The request:
Write out all of the following lines verbatim, keeping every character as shown.

Recorded data
>>>>

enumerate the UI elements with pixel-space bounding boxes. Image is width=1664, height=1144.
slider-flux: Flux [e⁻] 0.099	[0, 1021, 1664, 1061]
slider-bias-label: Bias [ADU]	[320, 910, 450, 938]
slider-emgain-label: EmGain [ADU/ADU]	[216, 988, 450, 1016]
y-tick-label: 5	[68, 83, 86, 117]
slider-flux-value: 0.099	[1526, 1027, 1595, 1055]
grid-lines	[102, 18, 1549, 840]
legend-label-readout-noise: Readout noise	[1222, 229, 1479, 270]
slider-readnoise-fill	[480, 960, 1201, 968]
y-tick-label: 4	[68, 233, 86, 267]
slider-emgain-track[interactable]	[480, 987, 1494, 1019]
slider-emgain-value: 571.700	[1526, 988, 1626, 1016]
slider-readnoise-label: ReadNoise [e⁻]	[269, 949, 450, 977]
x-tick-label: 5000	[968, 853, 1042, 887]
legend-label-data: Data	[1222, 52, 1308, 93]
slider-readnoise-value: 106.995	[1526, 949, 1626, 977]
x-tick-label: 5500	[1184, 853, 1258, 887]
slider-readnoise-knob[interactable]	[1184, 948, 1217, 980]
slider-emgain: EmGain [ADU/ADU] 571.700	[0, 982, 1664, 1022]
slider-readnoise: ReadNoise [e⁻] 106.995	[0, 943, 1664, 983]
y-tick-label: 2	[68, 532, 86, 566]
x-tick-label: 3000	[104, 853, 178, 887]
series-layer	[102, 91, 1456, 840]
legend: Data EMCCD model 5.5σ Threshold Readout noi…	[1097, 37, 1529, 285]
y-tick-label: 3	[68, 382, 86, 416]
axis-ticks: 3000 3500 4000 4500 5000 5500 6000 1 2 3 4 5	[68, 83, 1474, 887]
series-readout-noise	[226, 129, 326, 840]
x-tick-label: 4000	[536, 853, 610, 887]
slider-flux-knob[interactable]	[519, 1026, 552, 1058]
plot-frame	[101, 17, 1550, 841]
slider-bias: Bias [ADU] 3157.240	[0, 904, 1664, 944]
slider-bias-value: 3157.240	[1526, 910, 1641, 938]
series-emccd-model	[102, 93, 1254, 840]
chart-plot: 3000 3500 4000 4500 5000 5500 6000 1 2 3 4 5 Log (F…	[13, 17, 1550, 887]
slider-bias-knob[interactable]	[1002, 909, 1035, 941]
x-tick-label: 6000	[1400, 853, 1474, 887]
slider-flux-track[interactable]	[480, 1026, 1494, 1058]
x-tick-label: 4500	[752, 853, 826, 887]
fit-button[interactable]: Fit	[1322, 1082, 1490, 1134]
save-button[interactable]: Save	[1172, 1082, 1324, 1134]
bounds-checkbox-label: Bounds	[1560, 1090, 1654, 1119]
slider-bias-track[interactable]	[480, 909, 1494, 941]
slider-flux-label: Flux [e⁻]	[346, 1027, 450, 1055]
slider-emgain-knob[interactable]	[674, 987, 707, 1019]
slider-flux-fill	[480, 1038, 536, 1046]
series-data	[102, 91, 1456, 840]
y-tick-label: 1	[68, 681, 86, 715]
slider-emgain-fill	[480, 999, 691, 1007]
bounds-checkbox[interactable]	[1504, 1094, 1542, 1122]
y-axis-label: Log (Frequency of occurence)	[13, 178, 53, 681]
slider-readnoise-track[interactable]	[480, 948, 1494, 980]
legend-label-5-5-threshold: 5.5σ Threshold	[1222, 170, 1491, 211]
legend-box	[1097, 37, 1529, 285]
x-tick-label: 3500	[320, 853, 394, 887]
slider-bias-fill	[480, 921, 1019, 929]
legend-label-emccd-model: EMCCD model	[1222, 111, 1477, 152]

<<<<

The result:
enumerate the UI elements with pixel-space bounding boxes. Image is width=1664, height=1144.
slider-flux: Flux [e⁻] 0.099	[0, 1021, 1664, 1061]
slider-bias-label: Bias [ADU]	[320, 910, 450, 938]
slider-emgain-label: EmGain [ADU/ADU]	[216, 988, 450, 1016]
y-tick-label: 5	[68, 83, 86, 117]
slider-flux-value: 0.099	[1526, 1027, 1595, 1055]
grid-lines	[102, 18, 1549, 840]
legend-label-readout-noise: Readout noise	[1222, 229, 1479, 270]
slider-readnoise-fill	[480, 960, 1201, 968]
y-tick-label: 4	[68, 233, 86, 267]
slider-emgain-track[interactable]	[480, 987, 1494, 1019]
slider-emgain-value: 571.700	[1526, 988, 1626, 1016]
slider-readnoise-label: ReadNoise [e⁻]	[269, 949, 450, 977]
x-tick-label: 5000	[968, 853, 1042, 887]
legend-label-data: Data	[1222, 52, 1308, 93]
slider-readnoise-value: 106.995	[1526, 949, 1626, 977]
x-tick-label: 5500	[1184, 853, 1258, 887]
slider-readnoise-knob[interactable]	[1184, 948, 1217, 980]
slider-emgain: EmGain [ADU/ADU] 571.700	[0, 982, 1664, 1022]
slider-readnoise: ReadNoise [e⁻] 106.995	[0, 943, 1664, 983]
y-tick-label: 2	[68, 532, 86, 566]
x-tick-label: 3000	[104, 853, 178, 887]
series-layer	[102, 91, 1456, 840]
legend: Data EMCCD model 5.5σ Threshold Readout noi…	[1097, 37, 1529, 285]
y-tick-label: 3	[68, 382, 86, 416]
axis-ticks: 3000 3500 4000 4500 5000 5500 6000 1 2 3 4 5	[68, 83, 1474, 887]
series-readout-noise	[226, 129, 326, 840]
x-tick-label: 4000	[536, 853, 610, 887]
slider-flux-knob[interactable]	[519, 1026, 552, 1058]
plot-frame	[101, 17, 1550, 841]
slider-bias: Bias [ADU] 3157.240	[0, 904, 1664, 944]
slider-bias-value: 3157.240	[1526, 910, 1641, 938]
series-emccd-model	[102, 93, 1254, 840]
chart-plot: 3000 3500 4000 4500 5000 5500 6000 1 2 3 4 5 Log (F…	[13, 17, 1550, 887]
slider-bias-knob[interactable]	[1002, 909, 1035, 941]
x-tick-label: 6000	[1400, 853, 1474, 887]
slider-flux-track[interactable]	[480, 1026, 1494, 1058]
x-tick-label: 4500	[752, 853, 826, 887]
fit-button[interactable]: Fit	[1322, 1082, 1490, 1134]
save-button[interactable]: Save	[1172, 1082, 1324, 1134]
bounds-checkbox-label: Bounds	[1560, 1090, 1654, 1119]
slider-bias-track[interactable]	[480, 909, 1494, 941]
slider-flux-label: Flux [e⁻]	[346, 1027, 450, 1055]
slider-emgain-knob[interactable]	[674, 987, 707, 1019]
slider-flux-fill	[480, 1038, 536, 1046]
series-data	[102, 91, 1456, 840]
y-tick-label: 1	[68, 681, 86, 715]
slider-emgain-fill	[480, 999, 691, 1007]
bounds-checkbox[interactable]	[1504, 1094, 1542, 1122]
y-axis-label: Log (Frequency of occurence)	[13, 178, 53, 681]
slider-readnoise-track[interactable]	[480, 948, 1494, 980]
legend-label-5-5-threshold: 5.5σ Threshold	[1222, 170, 1491, 211]
legend-box	[1097, 37, 1529, 285]
x-tick-label: 3500	[320, 853, 394, 887]
slider-bias-fill	[480, 921, 1019, 929]
legend-label-emccd-model: EMCCD model	[1222, 111, 1477, 152]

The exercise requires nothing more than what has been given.